During these years, the house had a different name, the “Dead House.”
Despite his success and the esteemed
position he held in Liberty, Dr. Wood sold his house and moved to Kansas
City. Selling a house can be a difficult feat in the best of times, but
Dr. Wood’s house boasted an excellent location near downtown Liberty,
proximity to several schools, and of course a dissecting theatre. What
went on in Dr. Wood’s classroom was no mystery to the citizens of Liberty,
and yet in 1954 Dr. Wood did sell his house – and classroom – to a
mysterious single woman named Christiana M. Riley. Ms. Riley is remarkably
absent from the town’s records. Despite the fact that the Riley family was
a well-established Liberty family that kept very detailed records of all
births, death and marriages, no mention of her name is included in these
pages. Did whatever prompted Ms. Riley to purchase a house with such a
history also estrange her from her family?
In a 1940 article, Mrs. Madison Miller, who
was a school teacher in Liberty for 50 years, reflects upon the old homes
which she feels most embody the character and shape the identity of the
town. She recalls a day in 1884 when she had breakfast at “Mrs. Rout’s
boarding house on the corner of Main and Mill streets.” By 1884, and
perhaps much earlier, the former Dead House had passed into Routt
ownership. In 1940, Mrs. Miller does not speak of the house as if it is no
longer standing, which is interesting considering that it is gone by 1943.
It seems, then, that it was torn down sometime between these three years.
Journalist Virginia Stewart, writing in 1943, ends her article about the
“old Routt house” on Mill and Main with the lament that “like many old
houses it is now only a memory,” though she does not disclose what
happened to it. The destruction of the house must have been something
everyone in the town was quite familiar with already, and thus there was
no need for her to elaborate.

**Raw data**
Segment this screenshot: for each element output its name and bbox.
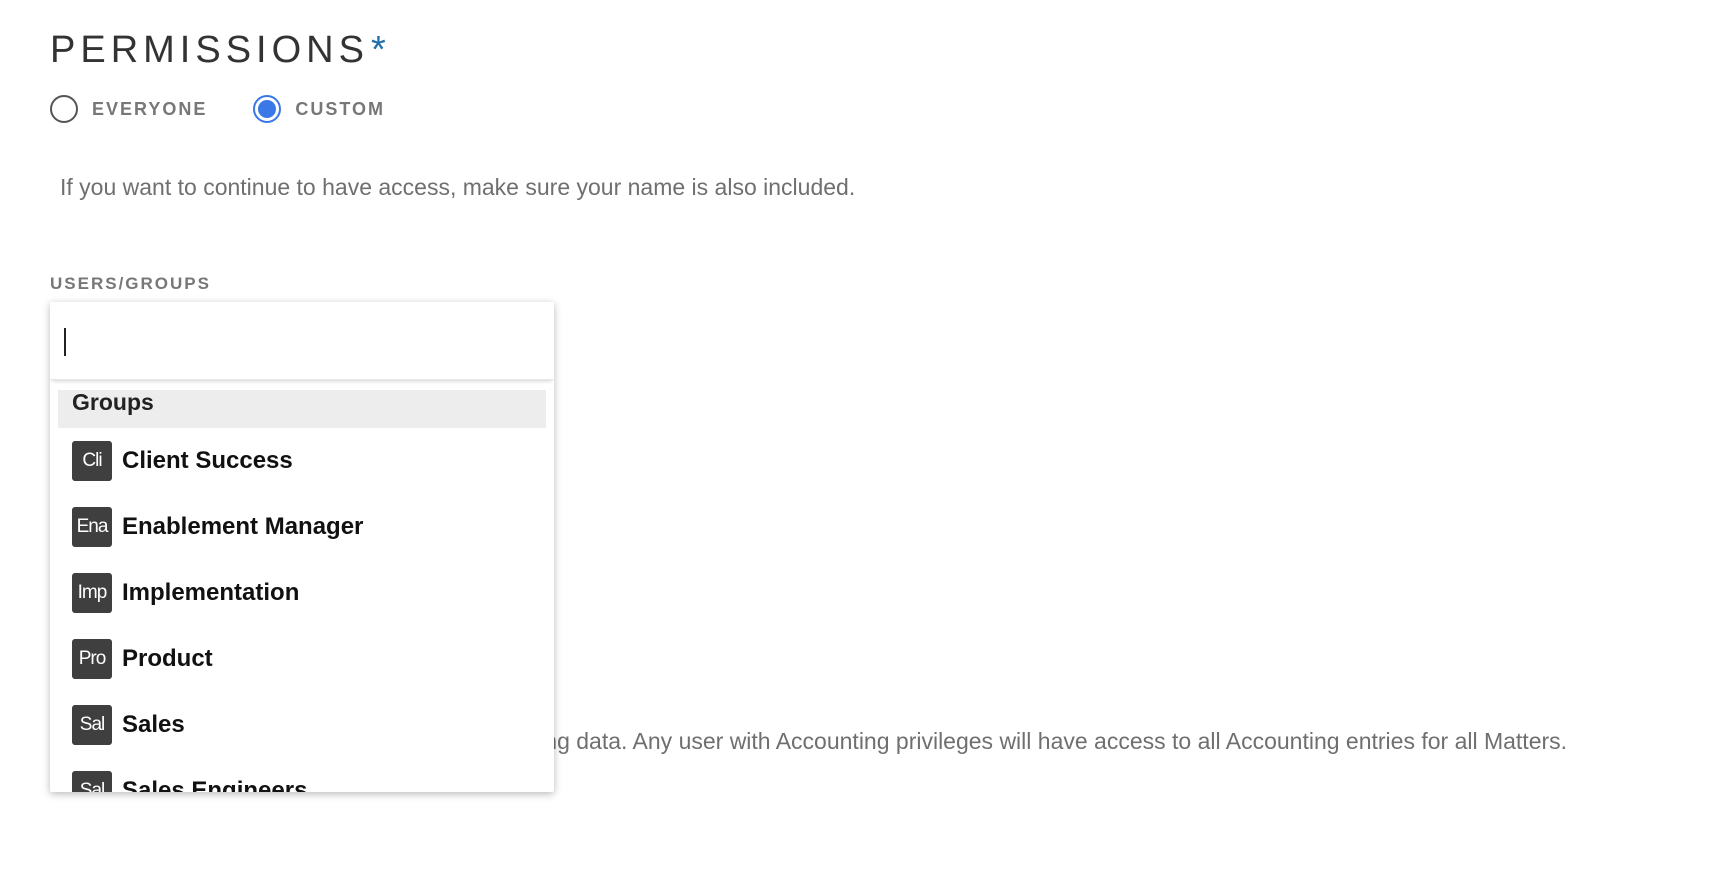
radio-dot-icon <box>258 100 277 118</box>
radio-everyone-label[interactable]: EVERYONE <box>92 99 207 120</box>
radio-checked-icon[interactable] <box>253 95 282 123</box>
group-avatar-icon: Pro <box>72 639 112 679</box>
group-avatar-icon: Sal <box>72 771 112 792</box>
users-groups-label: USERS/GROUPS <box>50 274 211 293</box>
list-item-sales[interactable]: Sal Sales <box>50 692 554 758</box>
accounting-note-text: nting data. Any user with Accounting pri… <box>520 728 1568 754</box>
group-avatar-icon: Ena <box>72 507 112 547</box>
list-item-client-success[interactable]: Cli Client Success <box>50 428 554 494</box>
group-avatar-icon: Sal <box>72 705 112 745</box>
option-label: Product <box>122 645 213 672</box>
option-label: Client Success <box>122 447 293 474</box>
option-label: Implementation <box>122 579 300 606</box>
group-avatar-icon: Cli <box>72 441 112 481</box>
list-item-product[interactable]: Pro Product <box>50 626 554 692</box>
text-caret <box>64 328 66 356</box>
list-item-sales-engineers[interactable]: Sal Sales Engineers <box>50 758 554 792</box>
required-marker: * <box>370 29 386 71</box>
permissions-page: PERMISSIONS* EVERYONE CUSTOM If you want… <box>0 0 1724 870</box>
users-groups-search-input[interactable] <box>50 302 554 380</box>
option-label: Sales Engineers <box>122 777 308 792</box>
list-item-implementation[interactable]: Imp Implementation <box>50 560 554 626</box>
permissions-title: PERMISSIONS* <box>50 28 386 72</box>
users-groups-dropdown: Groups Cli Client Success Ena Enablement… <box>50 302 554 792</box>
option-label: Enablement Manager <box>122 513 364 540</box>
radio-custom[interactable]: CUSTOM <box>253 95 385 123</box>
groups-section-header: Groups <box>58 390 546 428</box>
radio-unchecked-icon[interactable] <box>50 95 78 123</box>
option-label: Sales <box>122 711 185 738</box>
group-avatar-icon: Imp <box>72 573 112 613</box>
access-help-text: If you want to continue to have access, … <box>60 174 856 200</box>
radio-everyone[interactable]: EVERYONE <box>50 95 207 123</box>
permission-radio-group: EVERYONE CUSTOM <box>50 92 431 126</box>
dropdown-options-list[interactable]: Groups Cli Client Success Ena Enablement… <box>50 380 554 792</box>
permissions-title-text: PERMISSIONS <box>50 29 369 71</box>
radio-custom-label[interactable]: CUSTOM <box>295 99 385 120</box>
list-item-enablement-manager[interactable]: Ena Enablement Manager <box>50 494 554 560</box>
* * *
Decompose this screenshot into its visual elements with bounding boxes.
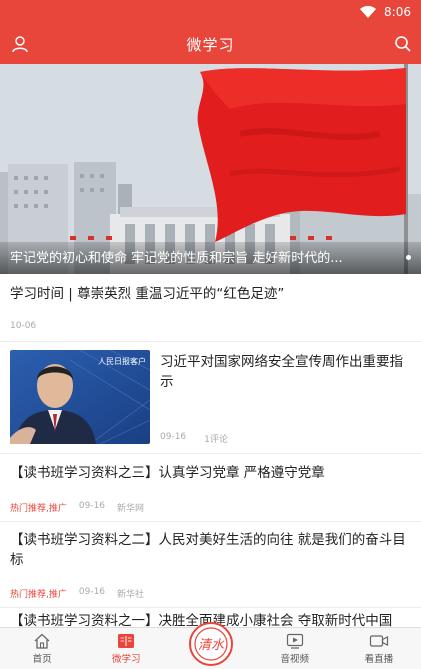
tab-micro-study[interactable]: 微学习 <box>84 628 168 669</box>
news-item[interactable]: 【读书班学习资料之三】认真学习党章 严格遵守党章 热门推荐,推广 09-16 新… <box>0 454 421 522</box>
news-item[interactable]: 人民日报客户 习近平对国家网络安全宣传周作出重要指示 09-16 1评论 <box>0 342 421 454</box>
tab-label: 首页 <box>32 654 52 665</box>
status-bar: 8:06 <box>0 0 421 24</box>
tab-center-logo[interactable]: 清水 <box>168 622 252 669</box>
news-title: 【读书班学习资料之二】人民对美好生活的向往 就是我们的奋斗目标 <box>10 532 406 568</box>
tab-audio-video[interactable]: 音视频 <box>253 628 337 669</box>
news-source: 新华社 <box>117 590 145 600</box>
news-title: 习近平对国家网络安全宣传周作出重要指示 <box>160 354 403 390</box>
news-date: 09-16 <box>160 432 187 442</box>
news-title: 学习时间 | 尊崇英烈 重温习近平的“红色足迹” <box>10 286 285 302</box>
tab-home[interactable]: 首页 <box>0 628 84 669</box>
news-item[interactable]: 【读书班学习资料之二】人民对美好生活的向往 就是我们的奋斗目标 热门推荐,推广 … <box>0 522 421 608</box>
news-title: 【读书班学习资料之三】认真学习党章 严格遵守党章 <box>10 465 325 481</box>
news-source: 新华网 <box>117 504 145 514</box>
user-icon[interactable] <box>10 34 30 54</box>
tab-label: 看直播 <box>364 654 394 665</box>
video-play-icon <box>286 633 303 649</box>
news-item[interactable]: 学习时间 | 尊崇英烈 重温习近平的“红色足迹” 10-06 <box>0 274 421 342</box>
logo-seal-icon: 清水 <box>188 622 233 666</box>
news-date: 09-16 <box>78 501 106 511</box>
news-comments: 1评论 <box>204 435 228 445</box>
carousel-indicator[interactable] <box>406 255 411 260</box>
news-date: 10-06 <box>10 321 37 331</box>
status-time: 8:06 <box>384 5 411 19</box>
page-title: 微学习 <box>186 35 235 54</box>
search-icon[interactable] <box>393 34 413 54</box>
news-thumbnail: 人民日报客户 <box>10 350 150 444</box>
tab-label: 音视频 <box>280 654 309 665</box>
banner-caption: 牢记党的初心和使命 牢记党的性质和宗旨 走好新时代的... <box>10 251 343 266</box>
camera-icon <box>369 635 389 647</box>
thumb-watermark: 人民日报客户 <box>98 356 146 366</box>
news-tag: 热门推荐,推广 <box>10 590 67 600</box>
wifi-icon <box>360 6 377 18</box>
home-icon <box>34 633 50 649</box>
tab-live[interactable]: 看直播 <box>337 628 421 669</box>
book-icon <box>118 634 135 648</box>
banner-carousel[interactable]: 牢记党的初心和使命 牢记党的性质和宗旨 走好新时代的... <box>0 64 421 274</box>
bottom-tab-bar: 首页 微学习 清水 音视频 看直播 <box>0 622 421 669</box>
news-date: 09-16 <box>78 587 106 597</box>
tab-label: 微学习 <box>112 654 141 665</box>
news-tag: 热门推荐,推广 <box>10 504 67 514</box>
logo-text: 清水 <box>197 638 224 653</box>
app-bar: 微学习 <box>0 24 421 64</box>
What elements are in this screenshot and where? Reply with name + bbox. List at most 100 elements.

**Actions to take**
- A) According to the text about the Dead House, how many years was Mrs. Madison Miller a school teacher in Liberty?
- B) Restate the stretch of the text about the Dead House from "It seems, then, that" through "her to elaborate.", substituting "complaint" for "lament".

**Results by task**
- A) 50 years.

- B)
It seems, then, that it was torn down sometime between these three years.
Journalist Virginia Stewart, writing in 1943, ends her article about the
“old Routt house” on Mill and Main with the complaint that “like many old
houses it is now only a memory,” though she does not disclose what
happened to it. The destruction of the house must have been something
everyone in the town was quite familiar with already, and thus there was
no need for her to elaborate.